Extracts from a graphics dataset

========

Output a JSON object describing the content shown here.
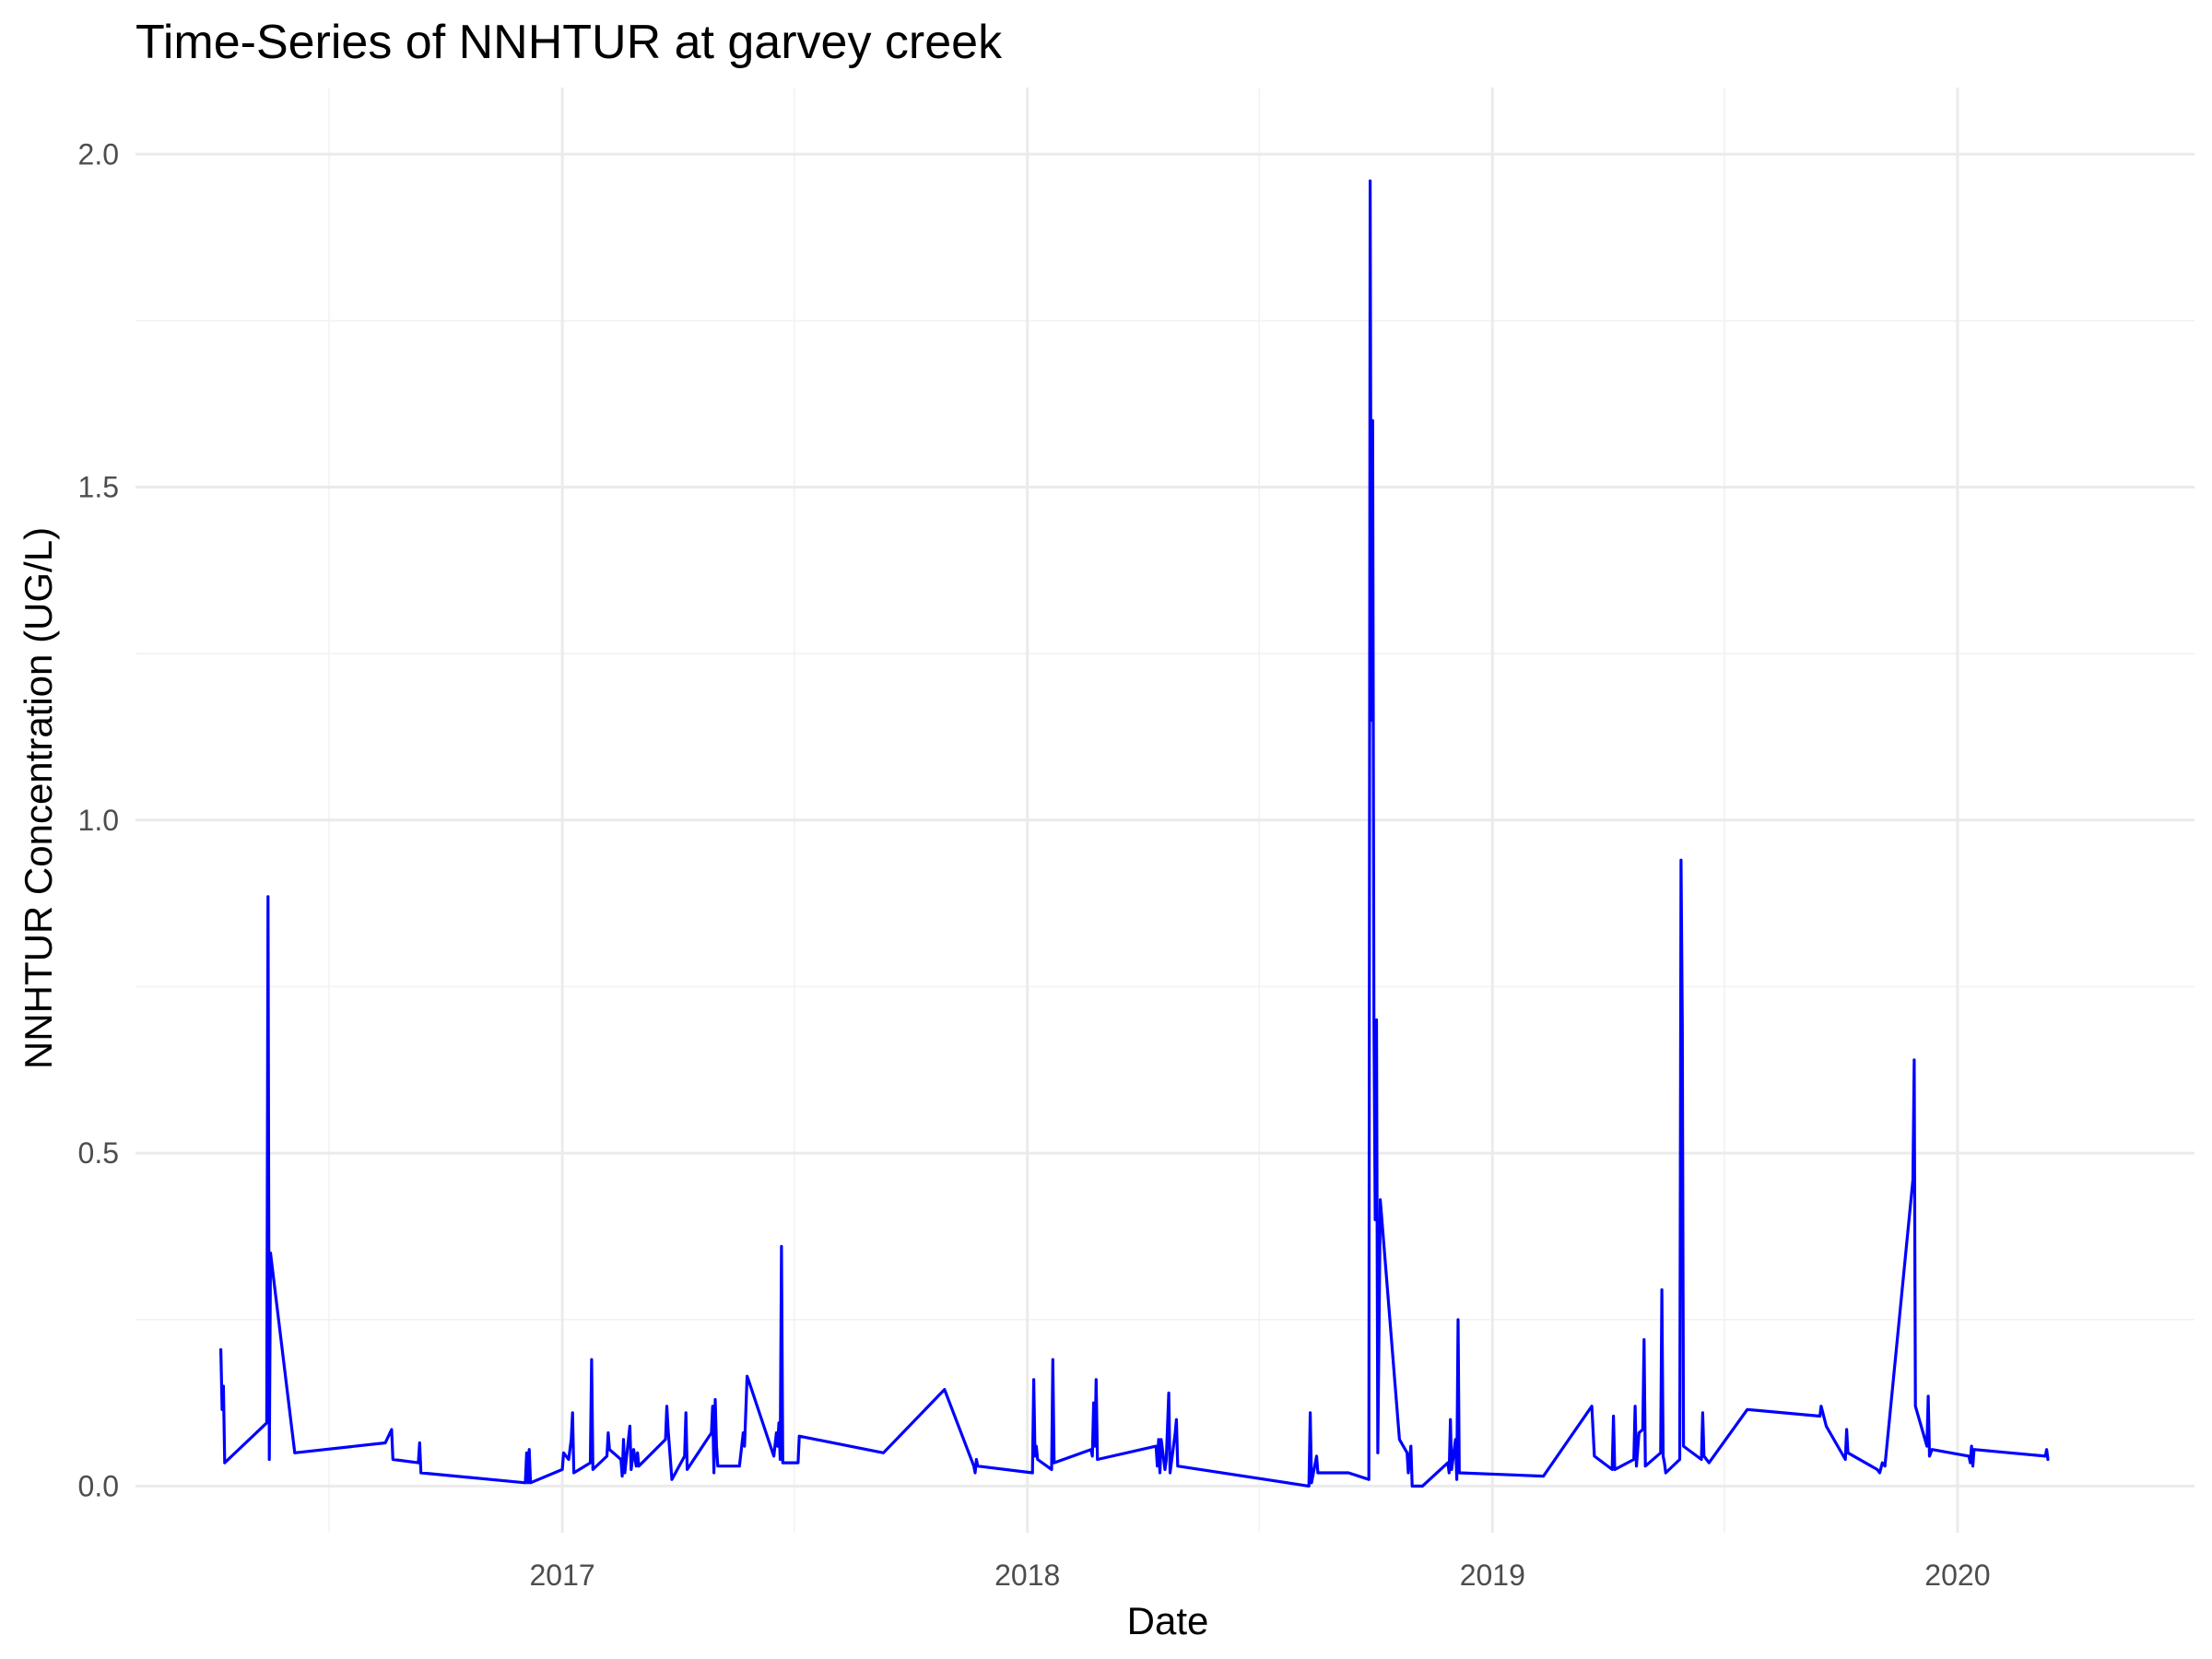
{
  "chart_data": {
    "type": "line",
    "title": "Time-Series of NNHTUR at garvey creek",
    "xlabel": "Date",
    "ylabel": "NNHTUR Concentration (UG/L)",
    "xlim": [
      "2016-02-01",
      "2020-07-05"
    ],
    "ylim": [
      -0.07,
      2.1
    ],
    "x_ticks": [
      {
        "date": "2017-01-01",
        "label": "2017"
      },
      {
        "date": "2018-01-01",
        "label": "2018"
      },
      {
        "date": "2019-01-01",
        "label": "2019"
      },
      {
        "date": "2020-01-01",
        "label": "2020"
      }
    ],
    "x_minor_ticks": [
      "2016-07-02",
      "2017-07-02",
      "2018-07-02",
      "2019-07-02"
    ],
    "y_ticks": [
      {
        "value": 0.0,
        "label": "0.0"
      },
      {
        "value": 0.5,
        "label": "0.5"
      },
      {
        "value": 1.0,
        "label": "1.0"
      },
      {
        "value": 1.5,
        "label": "1.5"
      },
      {
        "value": 2.0,
        "label": "2.0"
      }
    ],
    "y_minor_ticks": [
      0.25,
      0.75,
      1.25,
      1.75
    ],
    "grid": true,
    "legend": "none",
    "series": [
      {
        "color": "#0000ff",
        "points": [
          [
            "2016-04-08",
            0.205
          ],
          [
            "2016-04-09",
            0.115
          ],
          [
            "2016-04-10",
            0.15
          ],
          [
            "2016-04-11",
            0.035
          ],
          [
            "2016-05-14",
            0.095
          ],
          [
            "2016-05-15",
            0.885
          ],
          [
            "2016-05-16",
            0.04
          ],
          [
            "2016-05-17",
            0.35
          ],
          [
            "2016-06-05",
            0.05
          ],
          [
            "2016-08-15",
            0.065
          ],
          [
            "2016-08-20",
            0.085
          ],
          [
            "2016-08-21",
            0.04
          ],
          [
            "2016-09-10",
            0.035
          ],
          [
            "2016-09-11",
            0.065
          ],
          [
            "2016-09-12",
            0.02
          ],
          [
            "2016-12-03",
            0.005
          ],
          [
            "2016-12-04",
            0.05
          ],
          [
            "2016-12-05",
            0.005
          ],
          [
            "2016-12-06",
            0.055
          ],
          [
            "2016-12-07",
            0.005
          ],
          [
            "2017-01-01",
            0.025
          ],
          [
            "2017-01-02",
            0.05
          ],
          [
            "2017-01-06",
            0.04
          ],
          [
            "2017-01-08",
            0.07
          ],
          [
            "2017-01-09",
            0.11
          ],
          [
            "2017-01-10",
            0.02
          ],
          [
            "2017-01-23",
            0.035
          ],
          [
            "2017-01-24",
            0.19
          ],
          [
            "2017-01-25",
            0.025
          ],
          [
            "2017-02-05",
            0.045
          ],
          [
            "2017-02-06",
            0.08
          ],
          [
            "2017-02-07",
            0.055
          ],
          [
            "2017-02-16",
            0.04
          ],
          [
            "2017-02-17",
            0.015
          ],
          [
            "2017-02-18",
            0.07
          ],
          [
            "2017-02-19",
            0.02
          ],
          [
            "2017-02-23",
            0.09
          ],
          [
            "2017-02-24",
            0.025
          ],
          [
            "2017-02-26",
            0.055
          ],
          [
            "2017-02-28",
            0.03
          ],
          [
            "2017-03-01",
            0.05
          ],
          [
            "2017-03-02",
            0.03
          ],
          [
            "2017-03-23",
            0.07
          ],
          [
            "2017-03-24",
            0.12
          ],
          [
            "2017-03-25",
            0.085
          ],
          [
            "2017-03-28",
            0.01
          ],
          [
            "2017-04-07",
            0.045
          ],
          [
            "2017-04-08",
            0.11
          ],
          [
            "2017-04-09",
            0.025
          ],
          [
            "2017-04-28",
            0.08
          ],
          [
            "2017-04-29",
            0.12
          ],
          [
            "2017-04-30",
            0.02
          ],
          [
            "2017-05-01",
            0.13
          ],
          [
            "2017-05-02",
            0.06
          ],
          [
            "2017-05-03",
            0.03
          ],
          [
            "2017-05-20",
            0.03
          ],
          [
            "2017-05-23",
            0.08
          ],
          [
            "2017-05-24",
            0.06
          ],
          [
            "2017-05-26",
            0.165
          ],
          [
            "2017-05-27",
            0.16
          ],
          [
            "2017-06-16",
            0.045
          ],
          [
            "2017-06-18",
            0.08
          ],
          [
            "2017-06-19",
            0.06
          ],
          [
            "2017-06-20",
            0.095
          ],
          [
            "2017-06-21",
            0.04
          ],
          [
            "2017-06-22",
            0.36
          ],
          [
            "2017-06-23",
            0.035
          ],
          [
            "2017-07-05",
            0.035
          ],
          [
            "2017-07-06",
            0.075
          ],
          [
            "2017-09-10",
            0.05
          ],
          [
            "2017-10-28",
            0.145
          ],
          [
            "2017-11-20",
            0.03
          ],
          [
            "2017-11-21",
            0.02
          ],
          [
            "2017-11-22",
            0.04
          ],
          [
            "2017-11-23",
            0.03
          ],
          [
            "2018-01-05",
            0.02
          ],
          [
            "2018-01-06",
            0.16
          ],
          [
            "2018-01-07",
            0.045
          ],
          [
            "2018-01-08",
            0.06
          ],
          [
            "2018-01-09",
            0.04
          ],
          [
            "2018-01-20",
            0.025
          ],
          [
            "2018-01-21",
            0.19
          ],
          [
            "2018-01-22",
            0.035
          ],
          [
            "2018-02-20",
            0.055
          ],
          [
            "2018-02-21",
            0.045
          ],
          [
            "2018-02-22",
            0.125
          ],
          [
            "2018-02-23",
            0.06
          ],
          [
            "2018-02-24",
            0.16
          ],
          [
            "2018-02-25",
            0.04
          ],
          [
            "2018-04-12",
            0.06
          ],
          [
            "2018-04-13",
            0.03
          ],
          [
            "2018-04-14",
            0.07
          ],
          [
            "2018-04-15",
            0.02
          ],
          [
            "2018-04-16",
            0.07
          ],
          [
            "2018-04-19",
            0.025
          ],
          [
            "2018-04-20",
            0.04
          ],
          [
            "2018-04-22",
            0.14
          ],
          [
            "2018-04-23",
            0.02
          ],
          [
            "2018-04-27",
            0.08
          ],
          [
            "2018-04-28",
            0.1
          ],
          [
            "2018-04-29",
            0.03
          ],
          [
            "2018-08-10",
            0.0
          ],
          [
            "2018-08-11",
            0.11
          ],
          [
            "2018-08-12",
            0.005
          ],
          [
            "2018-08-16",
            0.045
          ],
          [
            "2018-08-17",
            0.02
          ],
          [
            "2018-09-10",
            0.02
          ],
          [
            "2018-09-26",
            0.01
          ],
          [
            "2018-09-27",
            1.96
          ],
          [
            "2018-09-28",
            1.15
          ],
          [
            "2018-09-29",
            1.6
          ],
          [
            "2018-09-30",
            0.7
          ],
          [
            "2018-10-01",
            0.4
          ],
          [
            "2018-10-02",
            0.7
          ],
          [
            "2018-10-03",
            0.05
          ],
          [
            "2018-10-05",
            0.43
          ],
          [
            "2018-10-20",
            0.07
          ],
          [
            "2018-10-26",
            0.05
          ],
          [
            "2018-10-27",
            0.02
          ],
          [
            "2018-10-29",
            0.06
          ],
          [
            "2018-10-30",
            0.0
          ],
          [
            "2018-11-07",
            0.0
          ],
          [
            "2018-11-27",
            0.035
          ],
          [
            "2018-11-28",
            0.02
          ],
          [
            "2018-11-29",
            0.1
          ],
          [
            "2018-11-30",
            0.025
          ],
          [
            "2018-12-03",
            0.07
          ],
          [
            "2018-12-04",
            0.01
          ],
          [
            "2018-12-05",
            0.25
          ],
          [
            "2018-12-06",
            0.02
          ],
          [
            "2019-02-10",
            0.015
          ],
          [
            "2019-03-20",
            0.12
          ],
          [
            "2019-03-22",
            0.045
          ],
          [
            "2019-04-05",
            0.025
          ],
          [
            "2019-04-06",
            0.105
          ],
          [
            "2019-04-07",
            0.025
          ],
          [
            "2019-04-22",
            0.04
          ],
          [
            "2019-04-23",
            0.12
          ],
          [
            "2019-04-24",
            0.03
          ],
          [
            "2019-04-26",
            0.08
          ],
          [
            "2019-04-29",
            0.085
          ],
          [
            "2019-04-30",
            0.22
          ],
          [
            "2019-05-01",
            0.03
          ],
          [
            "2019-05-13",
            0.05
          ],
          [
            "2019-05-14",
            0.295
          ],
          [
            "2019-05-15",
            0.045
          ],
          [
            "2019-05-16",
            0.035
          ],
          [
            "2019-05-17",
            0.02
          ],
          [
            "2019-05-28",
            0.04
          ],
          [
            "2019-05-29",
            0.94
          ],
          [
            "2019-05-30",
            0.69
          ],
          [
            "2019-05-31",
            0.06
          ],
          [
            "2019-06-14",
            0.04
          ],
          [
            "2019-06-15",
            0.11
          ],
          [
            "2019-06-16",
            0.045
          ],
          [
            "2019-06-20",
            0.035
          ],
          [
            "2019-07-20",
            0.115
          ],
          [
            "2019-09-15",
            0.105
          ],
          [
            "2019-09-16",
            0.12
          ],
          [
            "2019-09-20",
            0.09
          ],
          [
            "2019-10-05",
            0.04
          ],
          [
            "2019-10-06",
            0.085
          ],
          [
            "2019-10-07",
            0.05
          ],
          [
            "2019-10-30",
            0.025
          ],
          [
            "2019-11-01",
            0.02
          ],
          [
            "2019-11-03",
            0.035
          ],
          [
            "2019-11-05",
            0.03
          ],
          [
            "2019-11-27",
            0.46
          ],
          [
            "2019-11-28",
            0.64
          ],
          [
            "2019-11-29",
            0.12
          ],
          [
            "2019-12-08",
            0.06
          ],
          [
            "2019-12-09",
            0.135
          ],
          [
            "2019-12-10",
            0.045
          ],
          [
            "2019-12-12",
            0.055
          ],
          [
            "2020-01-10",
            0.045
          ],
          [
            "2020-01-11",
            0.035
          ],
          [
            "2020-01-12",
            0.06
          ],
          [
            "2020-01-13",
            0.03
          ],
          [
            "2020-01-14",
            0.055
          ],
          [
            "2020-03-10",
            0.045
          ],
          [
            "2020-03-11",
            0.055
          ],
          [
            "2020-03-12",
            0.04
          ]
        ]
      }
    ]
  }
}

========

Directive: Locate the lines above that contain "value" and copy them.

Answer to the problem:
        "value": 0.0,
        "value": 0.5,
        "value": 1.0,
        "value": 1.5,
        "value": 2.0,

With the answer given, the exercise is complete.